> _Task statement_: Your task is to output the listing word for word, with pictures excluded.

> _Supplied material_:
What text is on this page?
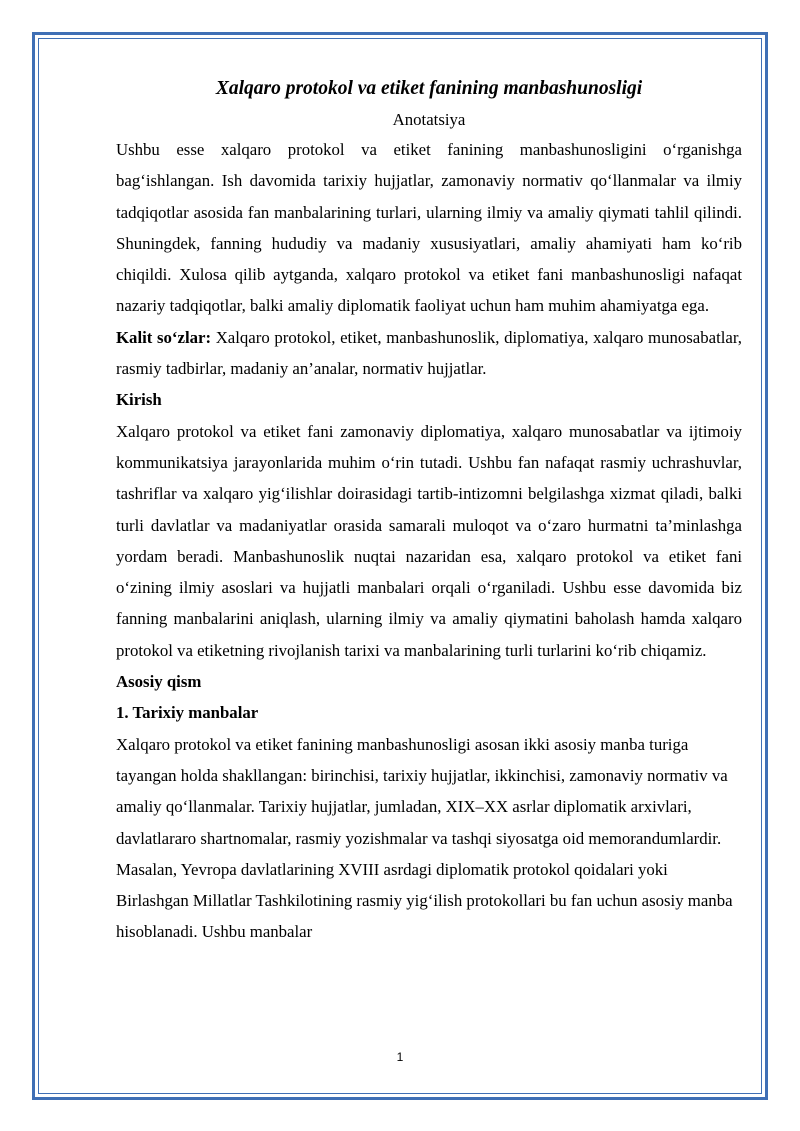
Xalqaro protokol va etiket fanining manbashunosligi
Anotatsiya

Ushbu esse xalqaro protokol va etiket fanining manbashunosligini o‘rganishga bag‘ishlangan. Ish davomida tarixiy hujjatlar, zamonaviy normativ qo‘llanmalar va ilmiy tadqiqotlar asosida fan manbalarining turlari, ularning ilmiy va amaliy qiymati tahlil qilindi. Shuningdek, fanning hududiy va madaniy xususiyatlari, amaliy ahamiyati ham ko‘rib chiqildi. Xulosa qilib aytganda, xalqaro protokol va etiket fani manbashunosligi nafaqat nazariy tadqiqotlar, balki amaliy diplomatik faoliyat uchun ham muhim ahamiyatga ega.

Kalit so‘zlar: Xalqaro protokol, etiket, manbashunoslik, diplomatiya, xalqaro munosabatlar, rasmiy tadbirlar, madaniy an’analar, normativ hujjatlar.

Kirish

Xalqaro protokol va etiket fani zamonaviy diplomatiya, xalqaro munosabatlar va ijtimoiy kommunikatsiya jarayonlarida muhim o‘rin tutadi. Ushbu fan nafaqat rasmiy uchrashuvlar, tashriflar va xalqaro yig‘ilishlar doirasidagi tartib-intizomni belgilashga xizmat qiladi, balki turli davlatlar va madaniyatlar orasida samarali muloqot va o‘zaro hurmatni ta’minlashga yordam beradi. Manbashunoslik nuqtai nazaridan esa, xalqaro protokol va etiket fani o‘zining ilmiy asoslari va hujjatli manbalari orqali o‘rganiladi. Ushbu esse davomida biz fanning manbalarini aniqlash, ularning ilmiy va amaliy qiymatini baholash hamda xalqaro protokol va etiketning rivojlanish tarixi va manbalarining turli turlarini ko‘rib chiqamiz.

Asosiy qism
1. Tarixiy manbalar

Xalqaro protokol va etiket fanining manbashunosligi asosan ikki asosiy manba turiga tayangan holda shakllangan: birinchisi, tarixiy hujjatlar, ikkinchisi, zamonaviy normativ va amaliy qo‘llanmalar. Tarixiy hujjatlar, jumladan, XIX–XX asrlar diplomatik arxivlari, davlatlararo shartnomalar, rasmiy yozishmalar va tashqi siyosatga oid memorandumlardir. Masalan, Yevropa davlatlarining XVIII asrdagi diplomatik protokol qoidalari yoki Birlashgan Millatlar Tashkilotining rasmiy yig‘ilish protokollari bu fan uchun asosiy manba hisoblanadi. Ushbu manbalar

1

> _Completed task_:
What text is on this page?
Xalqaro protokol va etiket fanining manbashunosligi
Anotatsiya

Ushbu esse xalqaro protokol va etiket fanining manbashunosligini o‘rganishga bag‘ishlangan. Ish davomida tarixiy hujjatlar, zamonaviy normativ qo‘llanmalar va ilmiy tadqiqotlar asosida fan manbalarining turlari, ularning ilmiy va amaliy qiymati tahlil qilindi. Shuningdek, fanning hududiy va madaniy xususiyatlari, amaliy ahamiyati ham ko‘rib chiqildi. Xulosa qilib aytganda, xalqaro protokol va etiket fani manbashunosligi nafaqat nazariy tadqiqotlar, balki amaliy diplomatik faoliyat uchun ham muhim ahamiyatga ega.

Kalit so‘zlar: Xalqaro protokol, etiket, manbashunoslik, diplomatiya, xalqaro munosabatlar, rasmiy tadbirlar, madaniy an’analar, normativ hujjatlar.

Kirish

Xalqaro protokol va etiket fani zamonaviy diplomatiya, xalqaro munosabatlar va ijtimoiy kommunikatsiya jarayonlarida muhim o‘rin tutadi. Ushbu fan nafaqat rasmiy uchrashuvlar, tashriflar va xalqaro yig‘ilishlar doirasidagi tartib-intizomni belgilashga xizmat qiladi, balki turli davlatlar va madaniyatlar orasida samarali muloqot va o‘zaro hurmatni ta’minlashga yordam beradi. Manbashunoslik nuqtai nazaridan esa, xalqaro protokol va etiket fani o‘zining ilmiy asoslari va hujjatli manbalari orqali o‘rganiladi. Ushbu esse davomida biz fanning manbalarini aniqlash, ularning ilmiy va amaliy qiymatini baholash hamda xalqaro protokol va etiketning rivojlanish tarixi va manbalarining turli turlarini ko‘rib chiqamiz.

Asosiy qism
1. Tarixiy manbalar

Xalqaro protokol va etiket fanining manbashunosligi asosan ikki asosiy manba turiga tayangan holda shakllangan: birinchisi, tarixiy hujjatlar, ikkinchisi, zamonaviy normativ va amaliy qo‘llanmalar. Tarixiy hujjatlar, jumladan, XIX–XX asrlar diplomatik arxivlari, davlatlararo shartnomalar, rasmiy yozishmalar va tashqi siyosatga oid memorandumlardir. Masalan, Yevropa davlatlarining XVIII asrdagi diplomatik protokol qoidalari yoki Birlashgan Millatlar Tashkilotining rasmiy yig‘ilish protokollari bu fan uchun asosiy manba hisoblanadi. Ushbu manbalar

1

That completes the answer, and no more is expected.